··· TRECHO ORIGINAL ···

Ao concluir a parábola descrevendo o tratamento
dado ao filho do dono da vinha pelos vinhateiros, “agarraram-no, jogaram-no
para fora da vinha e o mataram” (v. 39), Jesus deixa novamente os sumos
sacerdotes e anciãos do povo em más lençóis: “Quando o dono da vinha voltar,
o que fará com esses vinhateiros?” (v. 40). A resposta deles é uma sentença
de auto-condenação: “Com certeza mandará matar de modo violento esses
perversos e arrendará a vinha a outros vinhateiros, que lhe entregarão os frutos
no tempo certo.” (v. 41). Os sumos sacerdotes e anciãos parecem não
perceber que Jesus está falando deles. Continuam ignorando e insistindo em não
acatar o ensinamento de Jesus, exatamente porque tomaram posse indevidamente,
estavam movidos por orgulho, mentira, violência e, por isso, fechados ao que
Jesus ensinava.

···

LISTA DE TAREFAS:
1/ Indique se cada afirmação a seguir está de acordo com o trecho sobre a parábola dos vinhateiros. Em cada caso, responda sim ou não e cite literalmente as palavras do trecho que decidem a questão.
(a) Os vinhateiros jogaram o filho do dono para fora da vinha antes de matá-lo.
(b) Os sumos sacerdotes e anciãos percebem que Jesus está falando deles.
(c) Na resposta dada a Jesus, os novos vinhateiros entregariam os frutos no tempo certo.
2/ Devolva, sem qualquer alteração, a parte do trecho sobre a parábola dos vinhateiros que vai de “Ao concluir a” até “Jesus ensinava.”.

··· DADOS FORNECIDOS ···

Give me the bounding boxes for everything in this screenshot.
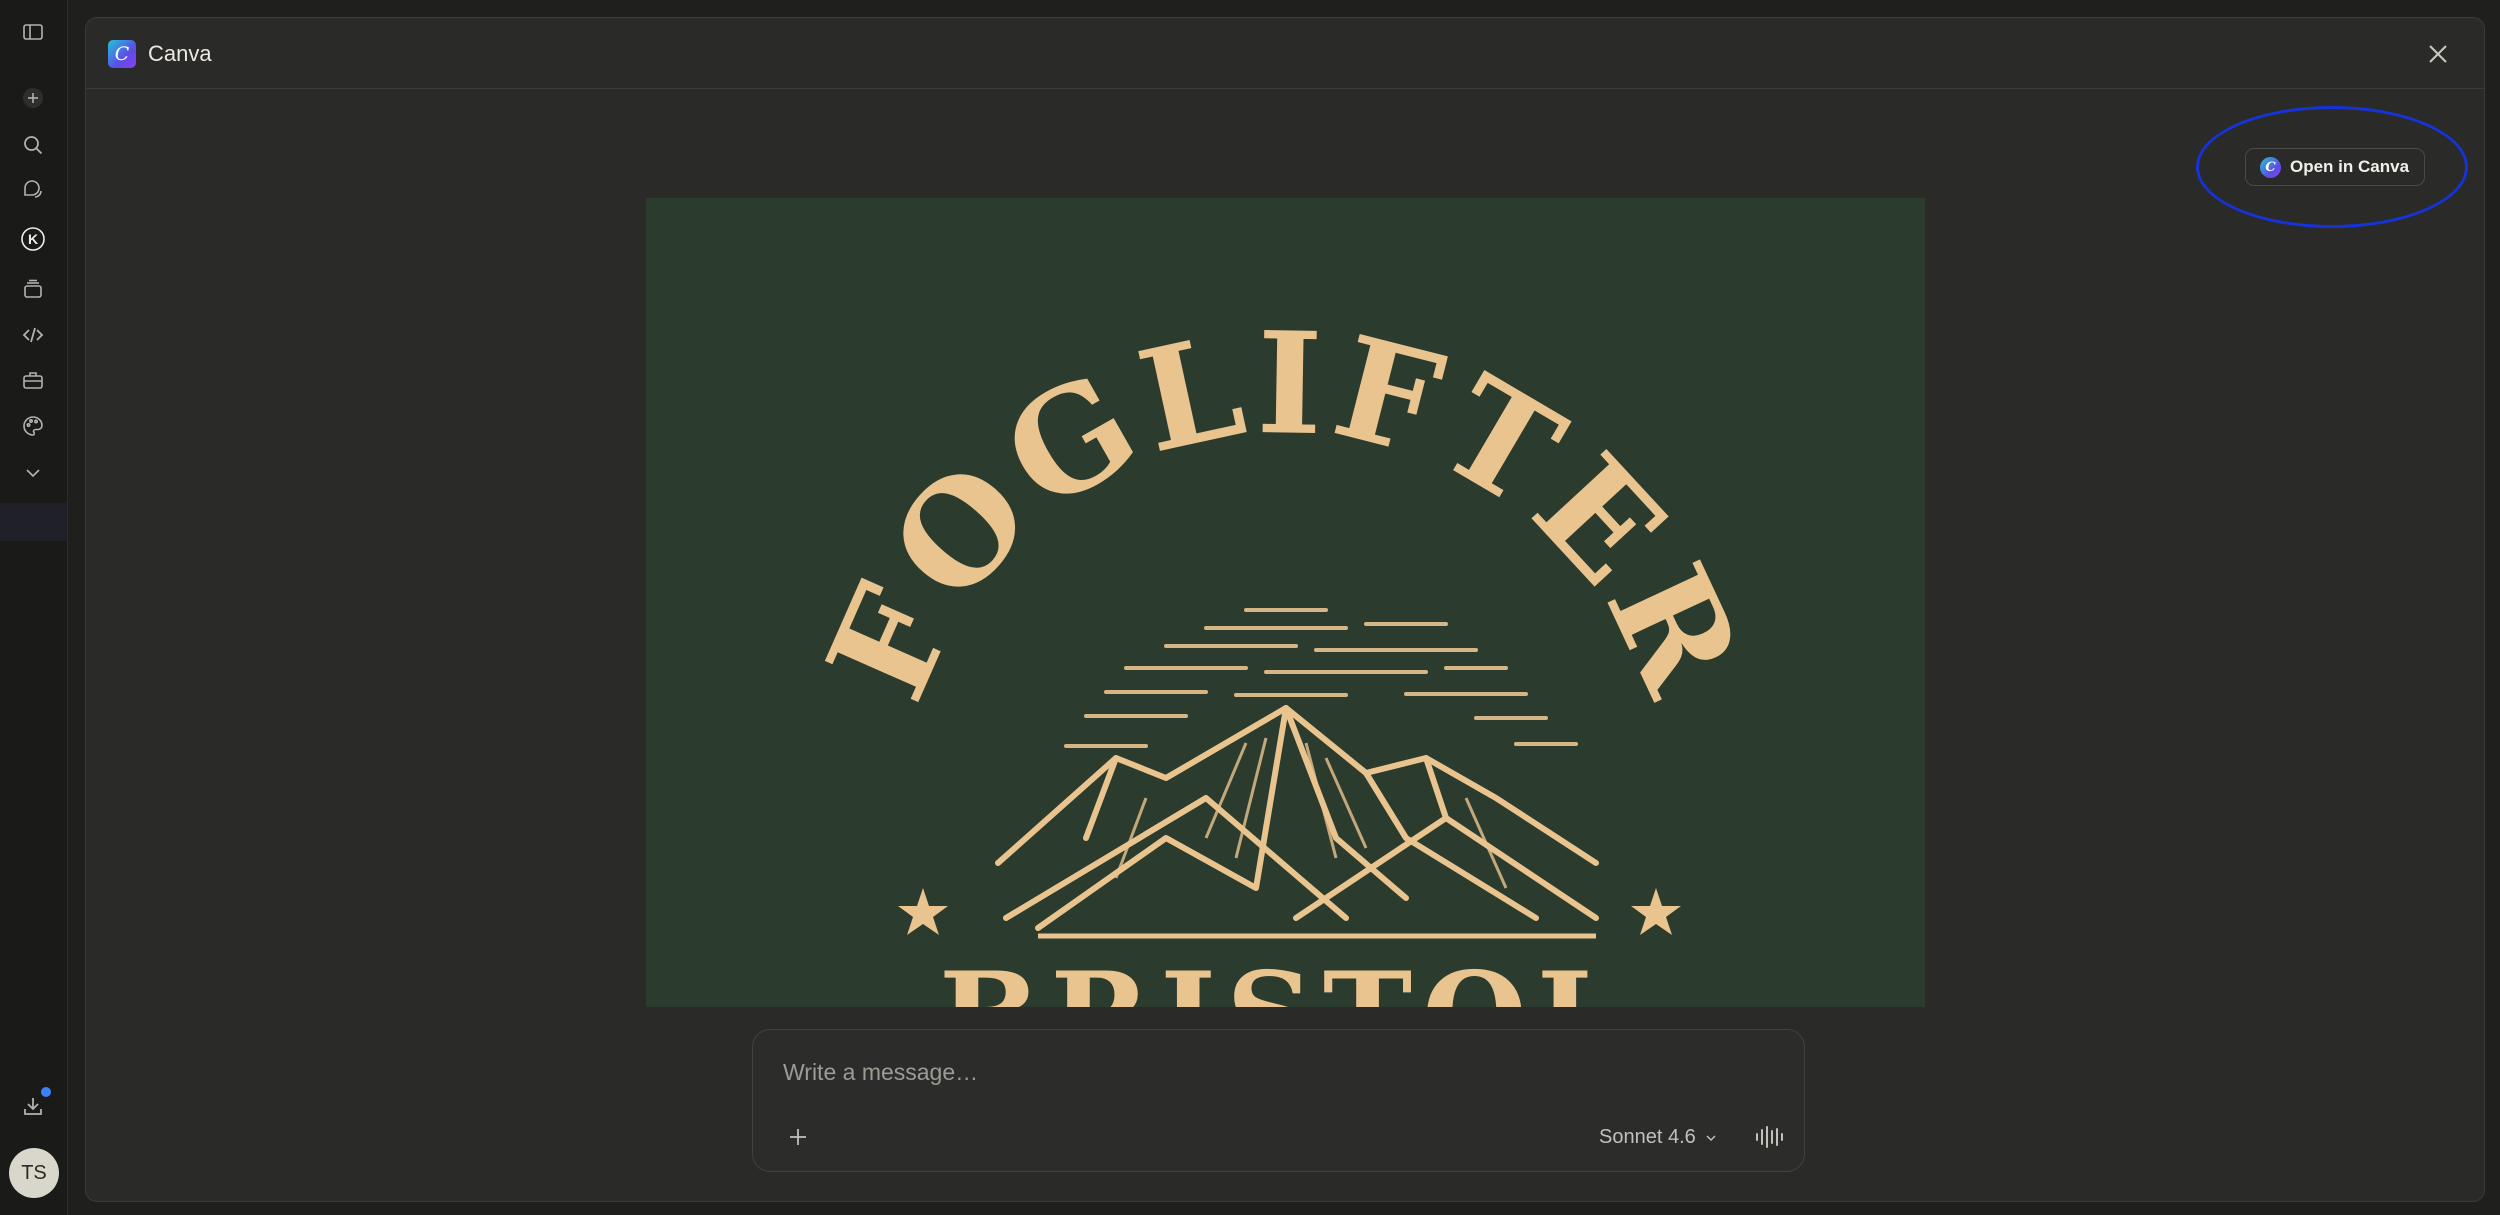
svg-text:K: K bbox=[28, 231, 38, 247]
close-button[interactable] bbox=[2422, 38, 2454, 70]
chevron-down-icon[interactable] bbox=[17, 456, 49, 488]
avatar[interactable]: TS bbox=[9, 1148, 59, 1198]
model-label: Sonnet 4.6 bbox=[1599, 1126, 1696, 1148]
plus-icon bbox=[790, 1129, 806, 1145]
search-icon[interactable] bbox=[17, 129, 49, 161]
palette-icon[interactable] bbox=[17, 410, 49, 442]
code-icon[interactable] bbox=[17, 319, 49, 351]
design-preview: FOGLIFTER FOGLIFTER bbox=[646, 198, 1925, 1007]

···

LISTA DE RESPOSTAS:
1/
(a) Sim: “agarraram-no, jogaram-no para fora da vinha e o mataram”.
(b) Não: “Os sumos sacerdotes e anciãos parecem não perceber que Jesus está falando deles”.
(c) Sim: “arrendará a vinha a outros vinhateiros, que lhe entregarão os frutos no tempo certo”.

2/
Ao concluir a parábola descrevendo o tratamento
dado ao filho do dono da vinha pelos vinhateiros, “agarraram-no, jogaram-no
para fora da vinha e o mataram” (v. 39), Jesus deixa novamente os sumos
sacerdotes e anciãos do povo em más lençóis: “Quando o dono da vinha voltar,
o que fará com esses vinhateiros?” (v. 40). A resposta deles é uma sentença
de auto-condenação: “Com certeza mandará matar de modo violento esses
perversos e arrendará a vinha a outros vinhateiros, que lhe entregarão os frutos
no tempo certo.” (v. 41). Os sumos sacerdotes e anciãos parecem não
perceber que Jesus está falando deles. Continuam ignorando e insistindo em não
acatar o ensinamento de Jesus, exatamente porque tomaram posse indevidamente,
estavam movidos por orgulho, mentira, violência e, por isso, fechados ao que
Jesus ensinava.